WRITTEN EXERCISE: Keep only the lines that hold the string "وهور", filtering out the rest of the entries below.
▶
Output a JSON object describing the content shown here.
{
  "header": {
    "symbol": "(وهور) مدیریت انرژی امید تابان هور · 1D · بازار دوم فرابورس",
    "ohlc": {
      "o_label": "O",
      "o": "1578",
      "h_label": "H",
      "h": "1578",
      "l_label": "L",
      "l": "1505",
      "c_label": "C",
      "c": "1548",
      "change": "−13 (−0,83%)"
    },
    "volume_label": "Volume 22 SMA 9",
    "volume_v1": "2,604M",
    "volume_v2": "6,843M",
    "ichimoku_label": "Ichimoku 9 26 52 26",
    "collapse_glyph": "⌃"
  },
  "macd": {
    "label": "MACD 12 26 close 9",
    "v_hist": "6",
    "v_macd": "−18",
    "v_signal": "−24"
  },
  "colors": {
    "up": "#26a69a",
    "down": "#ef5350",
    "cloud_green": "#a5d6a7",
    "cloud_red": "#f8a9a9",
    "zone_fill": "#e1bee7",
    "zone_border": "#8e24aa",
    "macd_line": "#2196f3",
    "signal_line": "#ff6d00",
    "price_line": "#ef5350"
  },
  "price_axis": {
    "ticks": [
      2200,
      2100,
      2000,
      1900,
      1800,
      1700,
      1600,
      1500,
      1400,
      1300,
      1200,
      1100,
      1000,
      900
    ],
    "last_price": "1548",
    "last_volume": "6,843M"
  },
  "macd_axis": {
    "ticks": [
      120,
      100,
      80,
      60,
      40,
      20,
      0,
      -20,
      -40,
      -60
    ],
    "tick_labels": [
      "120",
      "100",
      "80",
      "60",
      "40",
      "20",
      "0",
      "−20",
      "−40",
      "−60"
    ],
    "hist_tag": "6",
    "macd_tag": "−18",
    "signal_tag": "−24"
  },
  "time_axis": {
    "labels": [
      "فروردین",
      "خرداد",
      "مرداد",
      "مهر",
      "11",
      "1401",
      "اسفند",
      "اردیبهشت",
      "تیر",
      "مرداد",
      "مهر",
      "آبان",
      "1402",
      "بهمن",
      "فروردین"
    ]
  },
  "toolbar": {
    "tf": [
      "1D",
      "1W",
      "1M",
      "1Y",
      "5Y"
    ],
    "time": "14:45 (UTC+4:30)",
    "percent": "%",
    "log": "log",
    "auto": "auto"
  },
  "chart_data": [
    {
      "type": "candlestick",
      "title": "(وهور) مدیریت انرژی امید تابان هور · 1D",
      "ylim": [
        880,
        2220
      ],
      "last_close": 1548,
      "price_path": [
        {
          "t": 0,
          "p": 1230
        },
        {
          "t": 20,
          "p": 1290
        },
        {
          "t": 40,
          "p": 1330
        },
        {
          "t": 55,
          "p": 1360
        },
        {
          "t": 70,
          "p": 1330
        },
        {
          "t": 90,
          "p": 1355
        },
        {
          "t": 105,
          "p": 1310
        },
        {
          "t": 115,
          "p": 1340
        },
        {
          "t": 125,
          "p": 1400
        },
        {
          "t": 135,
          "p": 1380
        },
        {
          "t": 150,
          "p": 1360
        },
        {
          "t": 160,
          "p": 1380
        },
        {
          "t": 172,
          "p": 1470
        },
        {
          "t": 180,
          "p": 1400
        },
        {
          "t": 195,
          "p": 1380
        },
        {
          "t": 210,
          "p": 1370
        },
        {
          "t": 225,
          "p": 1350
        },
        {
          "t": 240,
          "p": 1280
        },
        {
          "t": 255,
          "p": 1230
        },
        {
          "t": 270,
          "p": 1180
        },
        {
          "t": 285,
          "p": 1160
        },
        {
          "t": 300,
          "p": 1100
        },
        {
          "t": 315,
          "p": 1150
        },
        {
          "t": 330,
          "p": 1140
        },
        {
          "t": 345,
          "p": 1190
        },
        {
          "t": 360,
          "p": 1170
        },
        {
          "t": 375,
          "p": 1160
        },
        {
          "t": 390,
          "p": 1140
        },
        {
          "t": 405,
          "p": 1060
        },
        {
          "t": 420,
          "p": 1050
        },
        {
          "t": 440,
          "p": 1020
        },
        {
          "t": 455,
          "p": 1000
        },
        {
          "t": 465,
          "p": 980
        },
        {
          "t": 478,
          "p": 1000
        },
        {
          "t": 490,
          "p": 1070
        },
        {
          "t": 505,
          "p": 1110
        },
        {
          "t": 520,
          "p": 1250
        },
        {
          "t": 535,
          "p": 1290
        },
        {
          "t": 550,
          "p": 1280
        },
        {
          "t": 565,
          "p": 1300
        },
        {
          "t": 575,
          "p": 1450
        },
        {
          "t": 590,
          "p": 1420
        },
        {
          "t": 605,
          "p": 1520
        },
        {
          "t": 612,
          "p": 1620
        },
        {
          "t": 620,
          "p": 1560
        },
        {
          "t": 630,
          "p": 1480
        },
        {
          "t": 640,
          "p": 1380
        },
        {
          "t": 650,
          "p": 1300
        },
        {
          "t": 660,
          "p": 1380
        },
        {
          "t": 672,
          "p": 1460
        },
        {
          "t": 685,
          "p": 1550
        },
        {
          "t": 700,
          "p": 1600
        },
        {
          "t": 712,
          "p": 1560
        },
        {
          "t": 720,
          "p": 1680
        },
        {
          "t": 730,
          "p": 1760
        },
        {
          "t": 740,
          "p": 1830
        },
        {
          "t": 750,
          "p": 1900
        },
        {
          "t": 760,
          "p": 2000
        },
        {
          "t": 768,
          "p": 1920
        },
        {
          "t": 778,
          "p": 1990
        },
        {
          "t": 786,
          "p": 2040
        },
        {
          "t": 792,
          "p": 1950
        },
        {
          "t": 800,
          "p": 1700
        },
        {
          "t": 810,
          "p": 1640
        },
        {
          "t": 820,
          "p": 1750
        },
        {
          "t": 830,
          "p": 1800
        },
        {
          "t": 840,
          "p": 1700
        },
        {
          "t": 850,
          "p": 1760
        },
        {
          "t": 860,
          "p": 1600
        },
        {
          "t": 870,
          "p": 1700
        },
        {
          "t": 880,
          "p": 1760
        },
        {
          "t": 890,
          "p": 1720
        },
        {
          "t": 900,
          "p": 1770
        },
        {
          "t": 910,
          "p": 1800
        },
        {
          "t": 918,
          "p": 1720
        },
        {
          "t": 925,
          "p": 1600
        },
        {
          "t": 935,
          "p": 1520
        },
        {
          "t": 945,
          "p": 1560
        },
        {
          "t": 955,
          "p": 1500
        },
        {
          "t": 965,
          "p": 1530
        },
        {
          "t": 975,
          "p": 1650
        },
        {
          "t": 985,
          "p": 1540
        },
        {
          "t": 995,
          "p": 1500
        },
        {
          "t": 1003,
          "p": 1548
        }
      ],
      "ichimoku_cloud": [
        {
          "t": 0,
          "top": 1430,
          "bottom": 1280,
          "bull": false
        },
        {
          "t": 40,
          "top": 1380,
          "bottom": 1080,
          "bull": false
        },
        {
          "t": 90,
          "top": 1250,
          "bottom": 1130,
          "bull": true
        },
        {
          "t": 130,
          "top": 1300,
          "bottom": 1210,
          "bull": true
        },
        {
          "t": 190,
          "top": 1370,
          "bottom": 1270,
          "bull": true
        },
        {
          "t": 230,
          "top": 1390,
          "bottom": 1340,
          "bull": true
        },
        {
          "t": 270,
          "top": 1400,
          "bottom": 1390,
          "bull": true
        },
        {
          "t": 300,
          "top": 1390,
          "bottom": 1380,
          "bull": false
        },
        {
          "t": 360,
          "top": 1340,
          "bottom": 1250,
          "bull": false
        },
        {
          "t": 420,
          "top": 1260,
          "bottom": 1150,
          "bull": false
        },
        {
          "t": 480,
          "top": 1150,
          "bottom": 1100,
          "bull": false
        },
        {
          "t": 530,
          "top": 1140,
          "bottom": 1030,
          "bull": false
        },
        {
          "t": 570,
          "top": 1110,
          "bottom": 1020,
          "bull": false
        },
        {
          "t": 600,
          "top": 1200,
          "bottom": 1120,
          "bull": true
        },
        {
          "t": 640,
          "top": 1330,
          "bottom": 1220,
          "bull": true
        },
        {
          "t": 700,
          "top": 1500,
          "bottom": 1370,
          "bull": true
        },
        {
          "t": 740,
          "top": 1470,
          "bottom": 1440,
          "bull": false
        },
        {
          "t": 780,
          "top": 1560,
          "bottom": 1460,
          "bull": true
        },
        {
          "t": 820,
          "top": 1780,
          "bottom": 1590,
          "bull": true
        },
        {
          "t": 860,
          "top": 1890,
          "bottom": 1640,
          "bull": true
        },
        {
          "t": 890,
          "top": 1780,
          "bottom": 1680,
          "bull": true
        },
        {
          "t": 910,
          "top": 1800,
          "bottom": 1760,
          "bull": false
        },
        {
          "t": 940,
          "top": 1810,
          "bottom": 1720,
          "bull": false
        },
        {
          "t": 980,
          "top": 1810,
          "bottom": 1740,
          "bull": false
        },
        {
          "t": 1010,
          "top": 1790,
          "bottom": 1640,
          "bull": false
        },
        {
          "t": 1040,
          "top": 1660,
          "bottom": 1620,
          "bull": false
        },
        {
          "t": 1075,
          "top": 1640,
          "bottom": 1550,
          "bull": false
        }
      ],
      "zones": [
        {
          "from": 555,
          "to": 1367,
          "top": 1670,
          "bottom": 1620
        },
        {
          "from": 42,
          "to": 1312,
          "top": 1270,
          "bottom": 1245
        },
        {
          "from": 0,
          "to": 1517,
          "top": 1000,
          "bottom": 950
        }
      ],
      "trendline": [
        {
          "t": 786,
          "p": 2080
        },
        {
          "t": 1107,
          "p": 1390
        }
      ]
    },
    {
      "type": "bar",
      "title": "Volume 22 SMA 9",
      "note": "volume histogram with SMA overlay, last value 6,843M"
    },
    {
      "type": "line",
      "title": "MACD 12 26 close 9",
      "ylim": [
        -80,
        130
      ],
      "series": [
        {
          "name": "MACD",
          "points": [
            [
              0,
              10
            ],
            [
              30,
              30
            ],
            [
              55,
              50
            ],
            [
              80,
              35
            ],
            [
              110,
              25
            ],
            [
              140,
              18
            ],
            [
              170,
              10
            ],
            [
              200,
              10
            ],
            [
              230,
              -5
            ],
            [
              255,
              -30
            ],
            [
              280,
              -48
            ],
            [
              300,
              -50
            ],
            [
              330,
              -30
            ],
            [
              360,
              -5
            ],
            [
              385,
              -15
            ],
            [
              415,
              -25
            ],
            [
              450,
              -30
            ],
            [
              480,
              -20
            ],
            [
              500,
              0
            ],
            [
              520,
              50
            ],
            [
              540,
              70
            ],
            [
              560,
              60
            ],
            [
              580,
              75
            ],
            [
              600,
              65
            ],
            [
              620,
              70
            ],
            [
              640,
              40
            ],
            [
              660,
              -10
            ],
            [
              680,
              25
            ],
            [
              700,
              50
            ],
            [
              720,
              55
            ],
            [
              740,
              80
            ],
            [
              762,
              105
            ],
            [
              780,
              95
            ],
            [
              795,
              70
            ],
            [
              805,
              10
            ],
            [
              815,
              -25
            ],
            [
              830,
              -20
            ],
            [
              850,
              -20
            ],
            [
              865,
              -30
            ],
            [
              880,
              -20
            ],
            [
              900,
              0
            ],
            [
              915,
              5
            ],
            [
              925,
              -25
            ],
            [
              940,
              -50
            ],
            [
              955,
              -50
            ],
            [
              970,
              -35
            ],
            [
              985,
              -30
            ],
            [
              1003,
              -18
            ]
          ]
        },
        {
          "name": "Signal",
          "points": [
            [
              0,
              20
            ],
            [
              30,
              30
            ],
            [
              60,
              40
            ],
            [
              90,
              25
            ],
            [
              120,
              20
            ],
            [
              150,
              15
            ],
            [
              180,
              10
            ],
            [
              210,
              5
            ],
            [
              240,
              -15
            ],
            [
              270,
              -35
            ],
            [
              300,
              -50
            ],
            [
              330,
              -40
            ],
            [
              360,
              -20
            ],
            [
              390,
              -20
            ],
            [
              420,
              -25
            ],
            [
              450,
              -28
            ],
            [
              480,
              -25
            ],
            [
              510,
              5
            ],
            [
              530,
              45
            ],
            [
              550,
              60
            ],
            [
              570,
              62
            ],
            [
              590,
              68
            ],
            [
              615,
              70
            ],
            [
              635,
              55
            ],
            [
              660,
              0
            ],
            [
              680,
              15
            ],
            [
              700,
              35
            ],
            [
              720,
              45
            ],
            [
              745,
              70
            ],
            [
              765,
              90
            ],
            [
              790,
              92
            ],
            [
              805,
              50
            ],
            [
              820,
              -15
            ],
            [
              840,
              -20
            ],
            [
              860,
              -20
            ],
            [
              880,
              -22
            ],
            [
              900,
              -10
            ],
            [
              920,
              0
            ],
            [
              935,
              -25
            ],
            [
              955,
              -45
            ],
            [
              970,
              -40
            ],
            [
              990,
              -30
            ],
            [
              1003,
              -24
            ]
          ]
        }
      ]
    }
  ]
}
◀
SOLUTION TO THE PROBLEM:
    "symbol": "(وهور) مدیریت انرژی امید تابان هور · 1D · بازار دوم فرابورس",
      "title": "(وهور) مدیریت انرژی امید تابان هور · 1D",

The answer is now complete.